Provided records

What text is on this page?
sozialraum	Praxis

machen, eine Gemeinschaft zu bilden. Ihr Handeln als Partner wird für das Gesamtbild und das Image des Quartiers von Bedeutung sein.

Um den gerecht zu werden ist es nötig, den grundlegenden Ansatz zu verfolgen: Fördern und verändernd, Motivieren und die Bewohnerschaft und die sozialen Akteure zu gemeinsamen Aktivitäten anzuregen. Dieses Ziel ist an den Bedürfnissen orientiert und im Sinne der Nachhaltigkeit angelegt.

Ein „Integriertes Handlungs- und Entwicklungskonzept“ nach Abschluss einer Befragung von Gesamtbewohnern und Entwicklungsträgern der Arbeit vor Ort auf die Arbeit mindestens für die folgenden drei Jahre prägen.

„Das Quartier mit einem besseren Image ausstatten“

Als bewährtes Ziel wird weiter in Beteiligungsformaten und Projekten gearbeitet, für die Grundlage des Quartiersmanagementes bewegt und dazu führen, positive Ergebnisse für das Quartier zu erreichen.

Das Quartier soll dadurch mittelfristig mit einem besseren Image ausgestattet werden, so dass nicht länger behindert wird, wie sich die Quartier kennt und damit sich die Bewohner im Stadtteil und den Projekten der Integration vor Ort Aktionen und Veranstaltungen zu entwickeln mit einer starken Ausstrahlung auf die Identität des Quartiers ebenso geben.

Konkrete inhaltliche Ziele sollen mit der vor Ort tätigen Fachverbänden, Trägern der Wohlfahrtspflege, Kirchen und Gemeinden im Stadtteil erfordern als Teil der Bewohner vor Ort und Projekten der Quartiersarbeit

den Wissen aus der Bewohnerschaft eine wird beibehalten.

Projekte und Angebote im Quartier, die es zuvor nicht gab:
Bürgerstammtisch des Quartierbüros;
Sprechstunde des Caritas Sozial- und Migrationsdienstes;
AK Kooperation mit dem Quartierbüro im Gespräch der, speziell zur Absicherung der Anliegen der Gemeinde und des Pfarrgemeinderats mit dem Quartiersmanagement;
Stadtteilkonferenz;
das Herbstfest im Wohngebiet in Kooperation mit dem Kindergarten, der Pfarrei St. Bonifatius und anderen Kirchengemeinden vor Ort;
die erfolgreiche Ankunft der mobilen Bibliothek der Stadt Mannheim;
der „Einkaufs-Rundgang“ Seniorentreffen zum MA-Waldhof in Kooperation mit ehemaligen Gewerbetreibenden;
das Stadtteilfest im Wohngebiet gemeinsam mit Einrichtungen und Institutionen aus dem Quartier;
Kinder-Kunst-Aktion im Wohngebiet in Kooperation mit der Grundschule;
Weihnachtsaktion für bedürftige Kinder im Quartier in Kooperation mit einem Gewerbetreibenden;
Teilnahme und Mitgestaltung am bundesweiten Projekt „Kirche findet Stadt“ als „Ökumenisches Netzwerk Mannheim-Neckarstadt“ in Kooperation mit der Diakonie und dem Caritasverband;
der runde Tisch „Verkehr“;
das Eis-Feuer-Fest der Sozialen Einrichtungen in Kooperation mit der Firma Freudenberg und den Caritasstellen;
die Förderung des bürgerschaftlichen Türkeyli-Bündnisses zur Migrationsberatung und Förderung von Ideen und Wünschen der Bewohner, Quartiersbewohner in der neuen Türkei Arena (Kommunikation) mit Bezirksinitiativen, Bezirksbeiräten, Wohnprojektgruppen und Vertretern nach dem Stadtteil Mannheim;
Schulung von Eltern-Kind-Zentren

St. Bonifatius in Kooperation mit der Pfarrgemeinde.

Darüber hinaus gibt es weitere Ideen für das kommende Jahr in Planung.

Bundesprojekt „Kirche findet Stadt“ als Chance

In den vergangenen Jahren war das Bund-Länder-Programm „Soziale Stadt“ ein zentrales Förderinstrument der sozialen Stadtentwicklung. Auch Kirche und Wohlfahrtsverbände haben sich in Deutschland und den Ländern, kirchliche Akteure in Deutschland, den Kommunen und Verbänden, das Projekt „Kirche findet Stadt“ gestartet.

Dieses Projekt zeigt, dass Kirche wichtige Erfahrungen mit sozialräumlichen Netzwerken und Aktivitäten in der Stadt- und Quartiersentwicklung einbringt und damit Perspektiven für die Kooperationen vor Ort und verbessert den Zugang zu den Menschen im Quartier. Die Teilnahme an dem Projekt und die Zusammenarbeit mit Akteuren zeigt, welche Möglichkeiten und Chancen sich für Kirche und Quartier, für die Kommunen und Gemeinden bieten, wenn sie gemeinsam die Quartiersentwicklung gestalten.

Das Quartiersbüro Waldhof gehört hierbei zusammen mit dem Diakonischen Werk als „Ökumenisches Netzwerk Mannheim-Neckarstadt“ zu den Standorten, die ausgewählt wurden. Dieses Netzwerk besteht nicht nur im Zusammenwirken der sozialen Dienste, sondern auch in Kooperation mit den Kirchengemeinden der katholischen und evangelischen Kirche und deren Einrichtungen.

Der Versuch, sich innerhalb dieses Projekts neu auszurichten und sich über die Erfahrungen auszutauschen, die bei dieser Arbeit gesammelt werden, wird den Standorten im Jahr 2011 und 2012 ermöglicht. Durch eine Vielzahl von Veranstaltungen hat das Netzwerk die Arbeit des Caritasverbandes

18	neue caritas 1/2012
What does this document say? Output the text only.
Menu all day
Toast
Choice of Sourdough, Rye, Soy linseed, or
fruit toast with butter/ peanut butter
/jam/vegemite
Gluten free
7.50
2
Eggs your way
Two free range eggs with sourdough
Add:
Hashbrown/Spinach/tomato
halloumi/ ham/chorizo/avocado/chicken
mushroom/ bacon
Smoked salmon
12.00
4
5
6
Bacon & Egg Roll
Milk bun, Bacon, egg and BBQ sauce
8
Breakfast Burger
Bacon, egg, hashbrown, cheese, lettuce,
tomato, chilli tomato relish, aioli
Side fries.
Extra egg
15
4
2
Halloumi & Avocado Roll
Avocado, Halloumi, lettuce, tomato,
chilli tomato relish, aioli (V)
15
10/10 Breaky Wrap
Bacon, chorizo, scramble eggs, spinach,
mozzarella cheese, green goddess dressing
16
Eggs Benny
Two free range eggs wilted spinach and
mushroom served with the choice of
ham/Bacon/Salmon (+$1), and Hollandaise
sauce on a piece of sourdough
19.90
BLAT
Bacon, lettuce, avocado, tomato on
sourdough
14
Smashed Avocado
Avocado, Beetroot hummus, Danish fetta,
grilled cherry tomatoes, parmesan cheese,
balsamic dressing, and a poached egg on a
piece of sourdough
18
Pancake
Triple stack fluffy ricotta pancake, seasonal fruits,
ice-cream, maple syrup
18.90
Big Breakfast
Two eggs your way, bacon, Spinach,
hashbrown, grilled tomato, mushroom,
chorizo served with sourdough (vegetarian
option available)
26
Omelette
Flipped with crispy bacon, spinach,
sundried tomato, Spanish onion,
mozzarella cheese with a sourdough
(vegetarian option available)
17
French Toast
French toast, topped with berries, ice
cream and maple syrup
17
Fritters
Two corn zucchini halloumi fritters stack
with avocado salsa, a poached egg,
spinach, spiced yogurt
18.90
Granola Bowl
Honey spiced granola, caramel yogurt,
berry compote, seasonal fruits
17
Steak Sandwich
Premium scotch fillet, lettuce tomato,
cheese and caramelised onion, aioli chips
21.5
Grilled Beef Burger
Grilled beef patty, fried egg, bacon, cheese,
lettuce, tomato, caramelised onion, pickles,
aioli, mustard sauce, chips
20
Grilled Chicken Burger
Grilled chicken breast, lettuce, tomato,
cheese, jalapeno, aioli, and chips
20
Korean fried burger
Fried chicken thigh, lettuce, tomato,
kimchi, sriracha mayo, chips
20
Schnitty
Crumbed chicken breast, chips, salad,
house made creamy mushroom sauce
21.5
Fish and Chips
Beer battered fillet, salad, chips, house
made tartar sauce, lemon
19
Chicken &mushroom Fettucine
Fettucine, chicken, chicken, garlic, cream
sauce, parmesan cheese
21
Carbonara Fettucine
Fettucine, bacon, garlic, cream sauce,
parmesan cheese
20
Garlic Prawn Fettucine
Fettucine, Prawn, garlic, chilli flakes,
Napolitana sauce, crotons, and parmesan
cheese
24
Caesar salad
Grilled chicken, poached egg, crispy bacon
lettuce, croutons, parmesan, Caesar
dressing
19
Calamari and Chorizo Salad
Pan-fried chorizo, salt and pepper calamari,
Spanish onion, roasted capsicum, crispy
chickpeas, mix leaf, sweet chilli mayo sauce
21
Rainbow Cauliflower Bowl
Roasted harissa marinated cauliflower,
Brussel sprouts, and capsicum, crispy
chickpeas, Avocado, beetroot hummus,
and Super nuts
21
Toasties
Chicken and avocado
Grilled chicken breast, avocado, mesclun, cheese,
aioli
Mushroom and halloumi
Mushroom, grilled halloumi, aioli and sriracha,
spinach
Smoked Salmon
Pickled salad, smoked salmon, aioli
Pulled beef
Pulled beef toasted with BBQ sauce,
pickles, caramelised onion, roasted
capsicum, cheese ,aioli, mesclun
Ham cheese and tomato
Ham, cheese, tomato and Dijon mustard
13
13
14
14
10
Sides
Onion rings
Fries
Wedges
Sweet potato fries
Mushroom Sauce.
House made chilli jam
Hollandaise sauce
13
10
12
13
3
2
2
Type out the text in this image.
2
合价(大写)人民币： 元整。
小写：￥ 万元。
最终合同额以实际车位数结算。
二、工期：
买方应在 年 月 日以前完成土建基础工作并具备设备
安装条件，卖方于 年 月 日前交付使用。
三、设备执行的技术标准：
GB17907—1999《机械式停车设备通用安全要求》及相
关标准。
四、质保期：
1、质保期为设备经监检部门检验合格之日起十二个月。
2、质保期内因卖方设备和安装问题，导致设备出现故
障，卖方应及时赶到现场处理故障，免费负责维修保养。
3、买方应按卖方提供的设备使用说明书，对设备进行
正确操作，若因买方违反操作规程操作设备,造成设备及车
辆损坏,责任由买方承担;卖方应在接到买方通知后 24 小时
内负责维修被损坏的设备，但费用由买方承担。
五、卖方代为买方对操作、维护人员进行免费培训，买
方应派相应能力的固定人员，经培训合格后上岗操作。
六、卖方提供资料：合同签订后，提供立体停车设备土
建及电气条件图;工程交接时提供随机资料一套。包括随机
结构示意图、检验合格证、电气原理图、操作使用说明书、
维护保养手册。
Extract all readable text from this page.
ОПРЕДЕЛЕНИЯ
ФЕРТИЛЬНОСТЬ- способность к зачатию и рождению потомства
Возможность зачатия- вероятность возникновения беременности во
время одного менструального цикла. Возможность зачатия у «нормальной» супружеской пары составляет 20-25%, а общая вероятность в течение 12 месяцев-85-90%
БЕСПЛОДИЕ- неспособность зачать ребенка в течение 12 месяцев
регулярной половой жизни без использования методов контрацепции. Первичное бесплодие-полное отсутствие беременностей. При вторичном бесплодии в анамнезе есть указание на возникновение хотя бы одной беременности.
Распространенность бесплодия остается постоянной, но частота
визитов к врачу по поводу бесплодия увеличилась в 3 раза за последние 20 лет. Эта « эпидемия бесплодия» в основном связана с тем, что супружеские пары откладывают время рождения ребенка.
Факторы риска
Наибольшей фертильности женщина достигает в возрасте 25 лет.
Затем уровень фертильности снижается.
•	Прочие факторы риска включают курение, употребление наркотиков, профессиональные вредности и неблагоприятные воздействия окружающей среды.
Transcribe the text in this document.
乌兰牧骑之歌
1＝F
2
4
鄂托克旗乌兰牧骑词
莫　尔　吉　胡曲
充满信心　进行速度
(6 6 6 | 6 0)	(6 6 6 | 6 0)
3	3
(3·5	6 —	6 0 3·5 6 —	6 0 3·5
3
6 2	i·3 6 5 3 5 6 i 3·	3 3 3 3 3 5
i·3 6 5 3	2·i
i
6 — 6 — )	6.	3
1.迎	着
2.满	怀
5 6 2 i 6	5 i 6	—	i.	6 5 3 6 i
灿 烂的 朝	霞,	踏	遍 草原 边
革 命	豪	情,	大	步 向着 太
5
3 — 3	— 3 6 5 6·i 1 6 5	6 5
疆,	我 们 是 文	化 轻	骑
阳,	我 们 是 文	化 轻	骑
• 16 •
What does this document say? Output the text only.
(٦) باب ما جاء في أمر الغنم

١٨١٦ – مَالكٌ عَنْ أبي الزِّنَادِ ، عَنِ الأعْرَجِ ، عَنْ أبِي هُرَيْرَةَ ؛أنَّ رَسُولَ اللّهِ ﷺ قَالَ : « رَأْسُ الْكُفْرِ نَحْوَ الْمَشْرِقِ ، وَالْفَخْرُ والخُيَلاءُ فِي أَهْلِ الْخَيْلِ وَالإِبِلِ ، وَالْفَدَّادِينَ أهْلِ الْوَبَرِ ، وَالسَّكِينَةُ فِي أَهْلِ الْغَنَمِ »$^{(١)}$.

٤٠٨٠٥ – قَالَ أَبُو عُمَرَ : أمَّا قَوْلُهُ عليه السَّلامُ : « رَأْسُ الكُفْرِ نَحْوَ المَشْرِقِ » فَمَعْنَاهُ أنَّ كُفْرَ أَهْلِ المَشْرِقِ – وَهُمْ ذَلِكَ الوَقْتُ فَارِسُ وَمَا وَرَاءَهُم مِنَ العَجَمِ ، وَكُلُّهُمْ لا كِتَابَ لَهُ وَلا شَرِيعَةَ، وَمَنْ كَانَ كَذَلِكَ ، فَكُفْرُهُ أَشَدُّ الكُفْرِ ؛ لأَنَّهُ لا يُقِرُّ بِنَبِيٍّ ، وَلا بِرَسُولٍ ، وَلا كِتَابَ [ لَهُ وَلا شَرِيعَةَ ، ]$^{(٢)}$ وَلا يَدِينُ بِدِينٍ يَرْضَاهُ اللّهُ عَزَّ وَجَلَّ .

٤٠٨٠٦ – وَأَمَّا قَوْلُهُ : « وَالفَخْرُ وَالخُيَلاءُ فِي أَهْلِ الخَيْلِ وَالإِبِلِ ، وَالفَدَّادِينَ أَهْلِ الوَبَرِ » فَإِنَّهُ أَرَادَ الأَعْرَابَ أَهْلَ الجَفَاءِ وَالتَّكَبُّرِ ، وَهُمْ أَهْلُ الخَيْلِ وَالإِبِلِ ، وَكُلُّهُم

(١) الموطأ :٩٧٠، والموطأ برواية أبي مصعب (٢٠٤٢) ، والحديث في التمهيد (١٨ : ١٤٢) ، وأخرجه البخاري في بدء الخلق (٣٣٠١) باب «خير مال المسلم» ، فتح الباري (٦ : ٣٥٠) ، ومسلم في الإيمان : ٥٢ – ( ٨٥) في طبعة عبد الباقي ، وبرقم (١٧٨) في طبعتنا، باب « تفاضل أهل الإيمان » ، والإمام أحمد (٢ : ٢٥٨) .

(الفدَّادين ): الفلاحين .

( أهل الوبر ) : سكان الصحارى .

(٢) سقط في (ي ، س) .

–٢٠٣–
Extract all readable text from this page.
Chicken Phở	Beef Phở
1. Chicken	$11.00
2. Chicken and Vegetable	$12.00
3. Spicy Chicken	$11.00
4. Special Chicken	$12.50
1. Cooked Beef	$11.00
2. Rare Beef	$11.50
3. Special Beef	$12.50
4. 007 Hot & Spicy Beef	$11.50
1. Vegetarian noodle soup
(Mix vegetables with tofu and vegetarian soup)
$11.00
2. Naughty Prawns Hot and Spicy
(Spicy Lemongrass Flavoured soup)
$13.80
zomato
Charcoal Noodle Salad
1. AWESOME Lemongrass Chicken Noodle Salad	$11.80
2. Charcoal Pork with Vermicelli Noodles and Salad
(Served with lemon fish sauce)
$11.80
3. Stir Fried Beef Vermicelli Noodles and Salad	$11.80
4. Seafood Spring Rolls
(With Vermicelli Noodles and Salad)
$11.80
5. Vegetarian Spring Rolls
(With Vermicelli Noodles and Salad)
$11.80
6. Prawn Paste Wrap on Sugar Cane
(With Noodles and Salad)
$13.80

Exercise goal
Report the number of lines holding the string "Lemongrass", without any other words.

Answer to the exercise
2